(Records excerpted from a collection)
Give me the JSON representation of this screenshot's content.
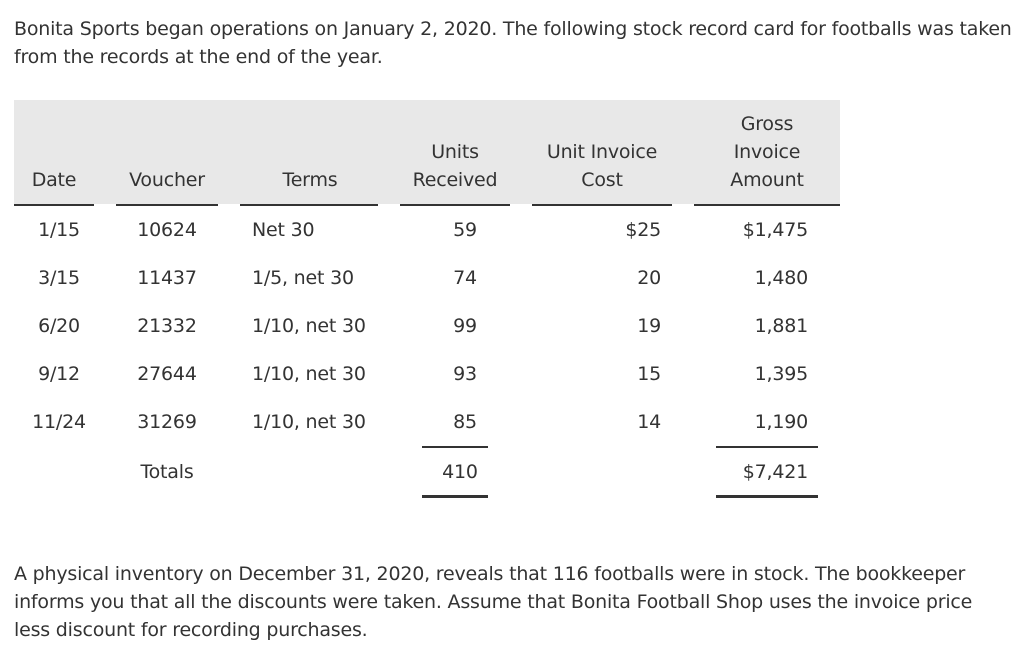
{
  "intro_text": "Bonita Sports began operations on January 2, 2020. The following stock record card for footballs was taken from the records at the end of the year.",
  "outro_text": "A physical inventory on December 31, 2020, reveals that 116 footballs were in stock. The bookkeeper informs you that all the discounts were taken. Assume that Bonita Football Shop uses the invoice price less discount for recording purchases.",
  "table": {
    "headers": {
      "date": "Date",
      "voucher": "Voucher",
      "terms": "Terms",
      "units_received_1": "Units",
      "units_received_2": "Received",
      "unit_cost_1": "Unit Invoice",
      "unit_cost_2": "Cost",
      "gross_1": "Gross",
      "gross_2": "Invoice",
      "gross_3": "Amount"
    },
    "rows": [
      {
        "date": "1/15",
        "voucher": "10624",
        "terms": "Net 30",
        "units": "59",
        "unit_cost": "$25",
        "gross": "$1,475"
      },
      {
        "date": "3/15",
        "voucher": "11437",
        "terms": "1/5, net 30",
        "units": "74",
        "unit_cost": "20",
        "gross": "1,480"
      },
      {
        "date": "6/20",
        "voucher": "21332",
        "terms": "1/10, net 30",
        "units": "99",
        "unit_cost": "19",
        "gross": "1,881"
      },
      {
        "date": "9/12",
        "voucher": "27644",
        "terms": "1/10, net 30",
        "units": "93",
        "unit_cost": "15",
        "gross": "1,395"
      },
      {
        "date": "11/24",
        "voucher": "31269",
        "terms": "1/10, net 30",
        "units": "85",
        "unit_cost": "14",
        "gross": "1,190"
      }
    ],
    "totals": {
      "label": "Totals",
      "units": "410",
      "gross": "$7,421"
    }
  }
}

DO THIS — Copy out all the entries exactly. Images stay out of the copy.

EXERCISE SOLUTION —
Give me the JSON representation of this screenshot's content.
{
  "intro_text": "Bonita Sports began operations on January 2, 2020. The following stock record card for footballs was taken from the records at the end of the year.",
  "outro_text": "A physical inventory on December 31, 2020, reveals that 116 footballs were in stock. The bookkeeper informs you that all the discounts were taken. Assume that Bonita Football Shop uses the invoice price less discount for recording purchases.",
  "table": {
    "headers": {
      "date": "Date",
      "voucher": "Voucher",
      "terms": "Terms",
      "units_received_1": "Units",
      "units_received_2": "Received",
      "unit_cost_1": "Unit Invoice",
      "unit_cost_2": "Cost",
      "gross_1": "Gross",
      "gross_2": "Invoice",
      "gross_3": "Amount"
    },
    "rows": [
      {
        "date": "1/15",
        "voucher": "10624",
        "terms": "Net 30",
        "units": "59",
        "unit_cost": "$25",
        "gross": "$1,475"
      },
      {
        "date": "3/15",
        "voucher": "11437",
        "terms": "1/5, net 30",
        "units": "74",
        "unit_cost": "20",
        "gross": "1,480"
      },
      {
        "date": "6/20",
        "voucher": "21332",
        "terms": "1/10, net 30",
        "units": "99",
        "unit_cost": "19",
        "gross": "1,881"
      },
      {
        "date": "9/12",
        "voucher": "27644",
        "terms": "1/10, net 30",
        "units": "93",
        "unit_cost": "15",
        "gross": "1,395"
      },
      {
        "date": "11/24",
        "voucher": "31269",
        "terms": "1/10, net 30",
        "units": "85",
        "unit_cost": "14",
        "gross": "1,190"
      }
    ],
    "totals": {
      "label": "Totals",
      "units": "410",
      "gross": "$7,421"
    }
  }
}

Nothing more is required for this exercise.